-- What this task involves --
Images excluded, repeat each entry below exactly.

########

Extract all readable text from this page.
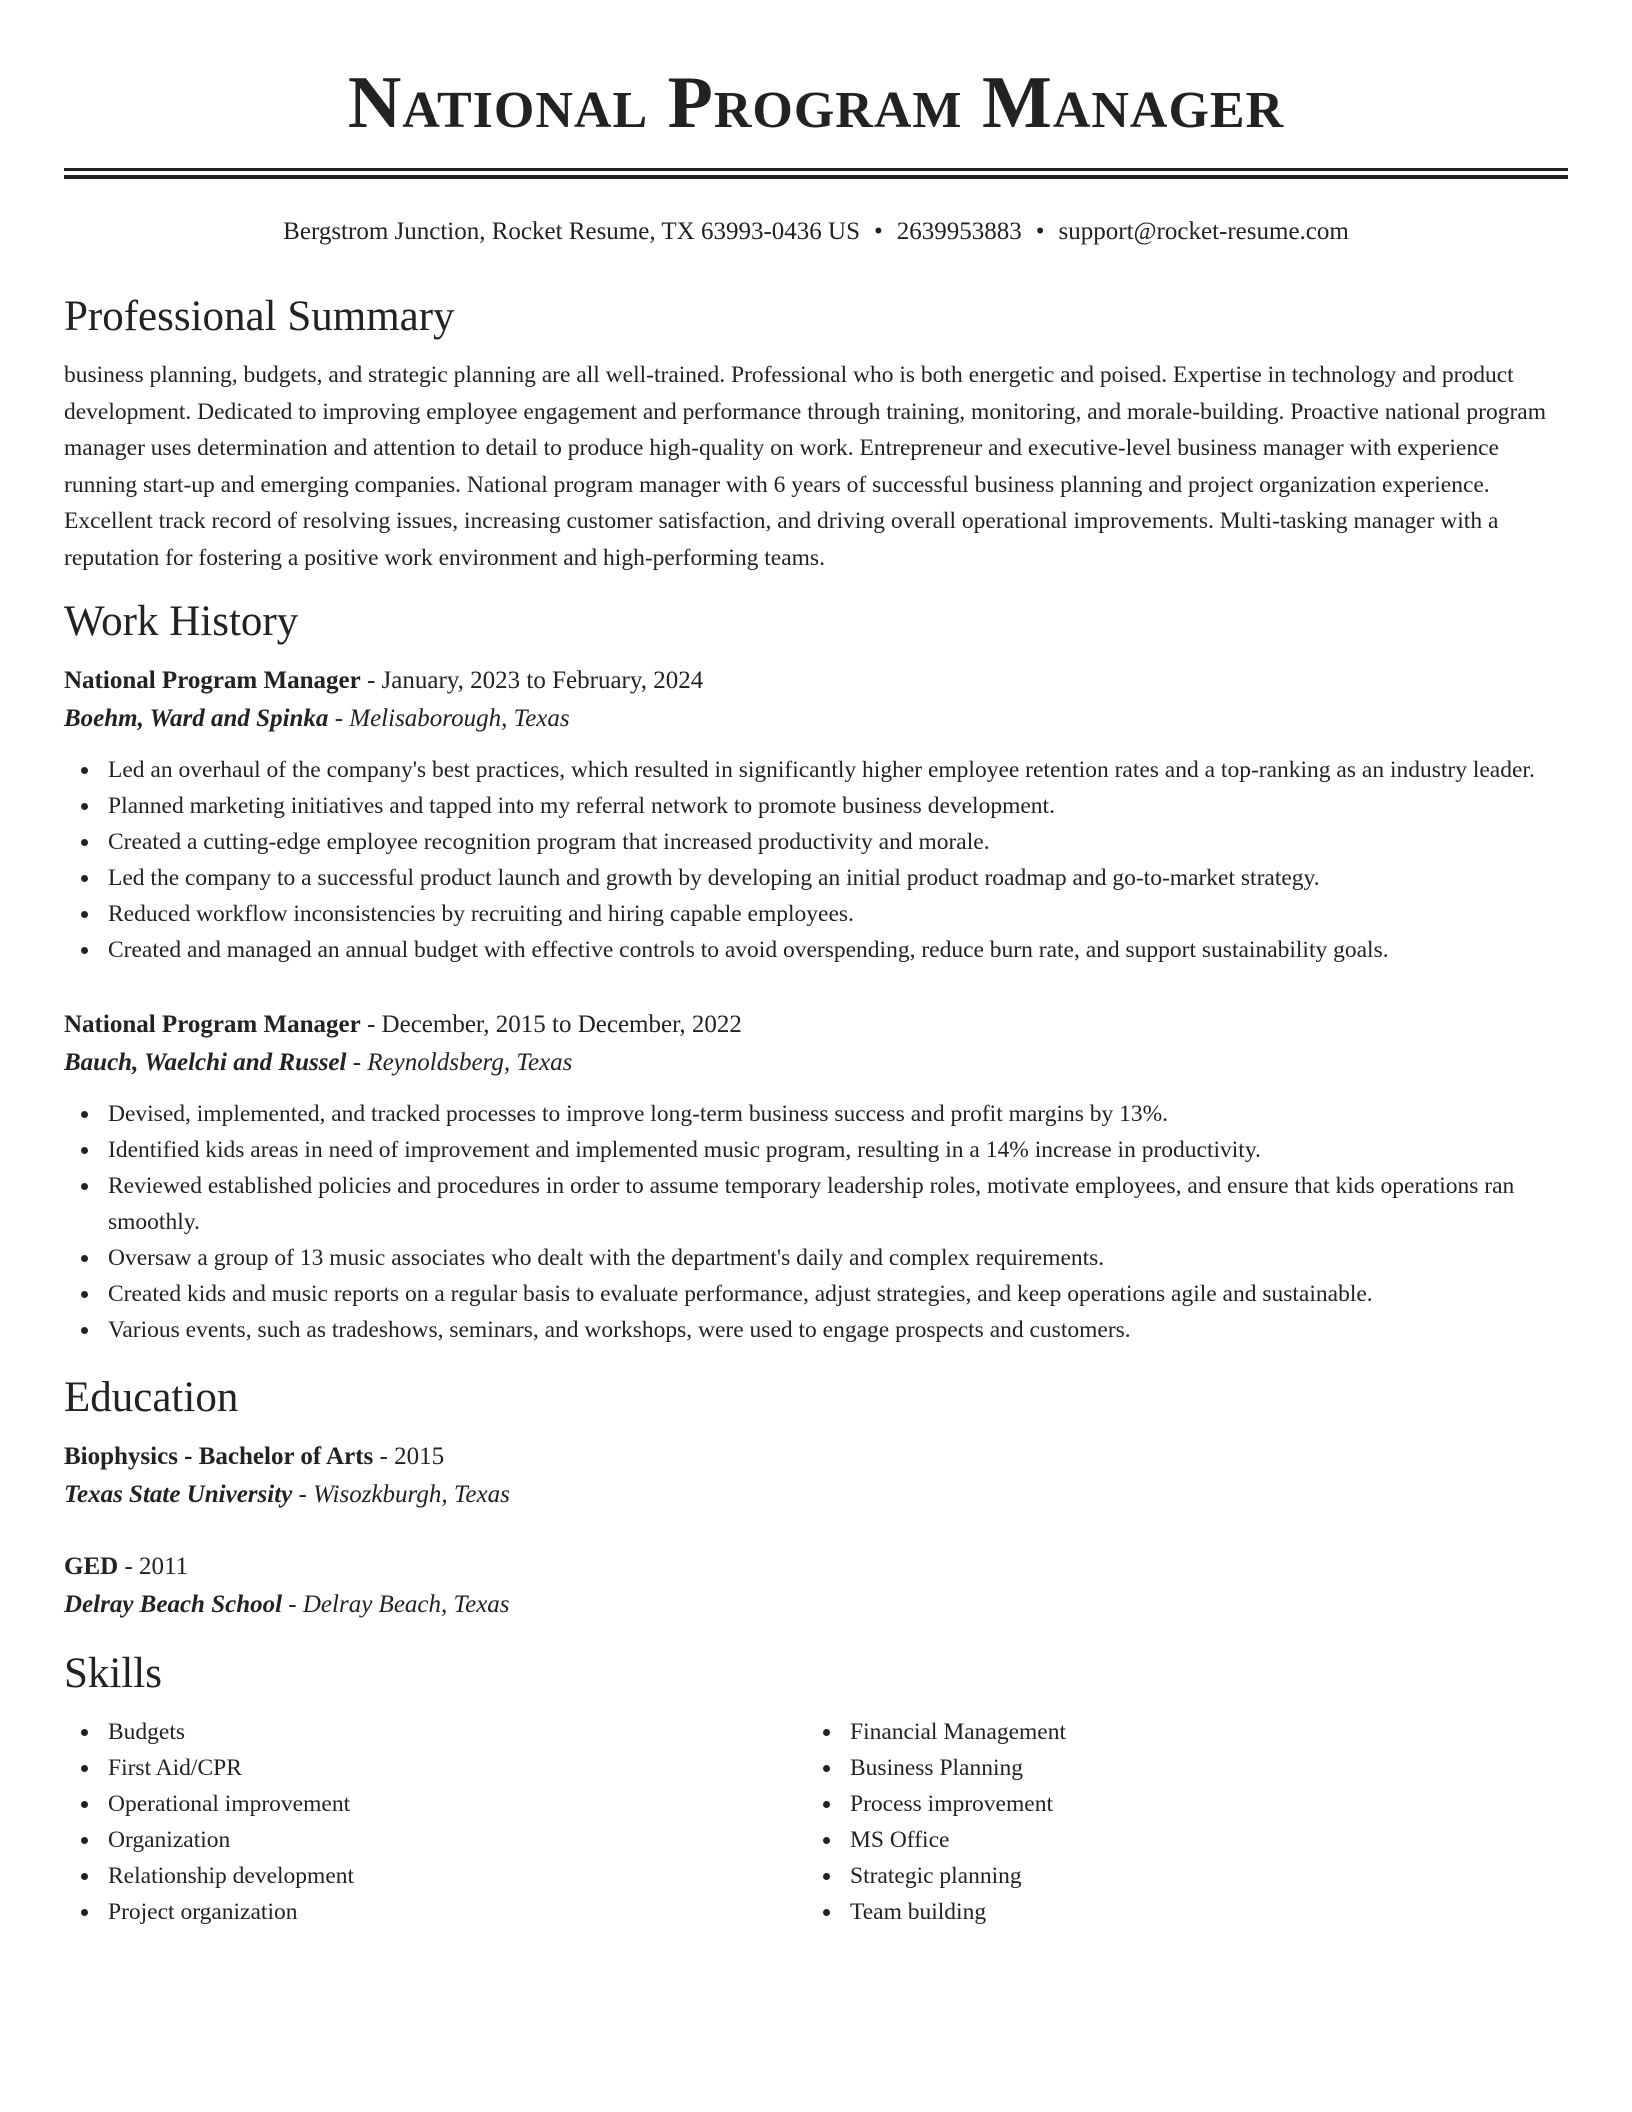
National Program Manager
Bergstrom Junction, Rocket Resume, TX 63993-0436 US • 2639953883 • support@rocket-resume.com
Professional Summary
business planning, budgets, and strategic planning are all well-trained. Professional who is both energetic and poised. Expertise in technology and product development. Dedicated to improving employee engagement and performance through training, monitoring, and morale-building. Proactive national program manager uses determination and attention to detail to produce high-quality on work. Entrepreneur and executive-level business manager with experience running start-up and emerging companies. National program manager with 6 years of successful business planning and project organization experience. Excellent track record of resolving issues, increasing customer satisfaction, and driving overall operational improvements. Multi-tasking manager with a reputation for fostering a positive work environment and high-performing teams.
Work History
National Program Manager - January, 2023 to February, 2024
Boehm, Ward and Spinka - Melisaborough, Texas
Led an overhaul of the company's best practices, which resulted in significantly higher employee retention rates and a top-ranking as an industry leader.
Planned marketing initiatives and tapped into my referral network to promote business development.
Created a cutting-edge employee recognition program that increased productivity and morale.
Led the company to a successful product launch and growth by developing an initial product roadmap and go-to-market strategy.
Reduced workflow inconsistencies by recruiting and hiring capable employees.
Created and managed an annual budget with effective controls to avoid overspending, reduce burn rate, and support sustainability goals.
National Program Manager - December, 2015 to December, 2022
Bauch, Waelchi and Russel - Reynoldsberg, Texas
Devised, implemented, and tracked processes to improve long-term business success and profit margins by 13%.
Identified kids areas in need of improvement and implemented music program, resulting in a 14% increase in productivity.
Reviewed established policies and procedures in order to assume temporary leadership roles, motivate employees, and ensure that kids operations ran smoothly.
Oversaw a group of 13 music associates who dealt with the department's daily and complex requirements.
Created kids and music reports on a regular basis to evaluate performance, adjust strategies, and keep operations agile and sustainable.
Various events, such as tradeshows, seminars, and workshops, were used to engage prospects and customers.
Education
Biophysics - Bachelor of Arts - 2015
Texas State University - Wisozkburgh, Texas
GED - 2011
Delray Beach School - Delray Beach, Texas
Skills
Budgets
First Aid/CPR
Operational improvement
Organization
Relationship development
Project organization
Financial Management
Business Planning
Process improvement
MS Office
Strategic planning
Team building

########

-- Completed task --
Extract all readable text from this page.
National Program Manager
Bergstrom Junction, Rocket Resume, TX 63993-0436 US • 2639953883 • support@rocket-resume.com
Professional Summary
business planning, budgets, and strategic planning are all well-trained. Professional who is both energetic and poised. Expertise in technology and product development. Dedicated to improving employee engagement and performance through training, monitoring, and morale-building. Proactive national program manager uses determination and attention to detail to produce high-quality on work. Entrepreneur and executive-level business manager with experience running start-up and emerging companies. National program manager with 6 years of successful business planning and project organization experience. Excellent track record of resolving issues, increasing customer satisfaction, and driving overall operational improvements. Multi-tasking manager with a reputation for fostering a positive work environment and high-performing teams.
Work History
National Program Manager - January, 2023 to February, 2024
Boehm, Ward and Spinka - Melisaborough, Texas
Led an overhaul of the company's best practices, which resulted in significantly higher employee retention rates and a top-ranking as an industry leader.
Planned marketing initiatives and tapped into my referral network to promote business development.
Created a cutting-edge employee recognition program that increased productivity and morale.
Led the company to a successful product launch and growth by developing an initial product roadmap and go-to-market strategy.
Reduced workflow inconsistencies by recruiting and hiring capable employees.
Created and managed an annual budget with effective controls to avoid overspending, reduce burn rate, and support sustainability goals.
National Program Manager - December, 2015 to December, 2022
Bauch, Waelchi and Russel - Reynoldsberg, Texas
Devised, implemented, and tracked processes to improve long-term business success and profit margins by 13%.
Identified kids areas in need of improvement and implemented music program, resulting in a 14% increase in productivity.
Reviewed established policies and procedures in order to assume temporary leadership roles, motivate employees, and ensure that kids operations ran smoothly.
Oversaw a group of 13 music associates who dealt with the department's daily and complex requirements.
Created kids and music reports on a regular basis to evaluate performance, adjust strategies, and keep operations agile and sustainable.
Various events, such as tradeshows, seminars, and workshops, were used to engage prospects and customers.
Education
Biophysics - Bachelor of Arts - 2015
Texas State University - Wisozkburgh, Texas
GED - 2011
Delray Beach School - Delray Beach, Texas
Skills
Budgets
First Aid/CPR
Operational improvement
Organization
Relationship development
Project organization
Financial Management
Business Planning
Process improvement
MS Office
Strategic planning
Team building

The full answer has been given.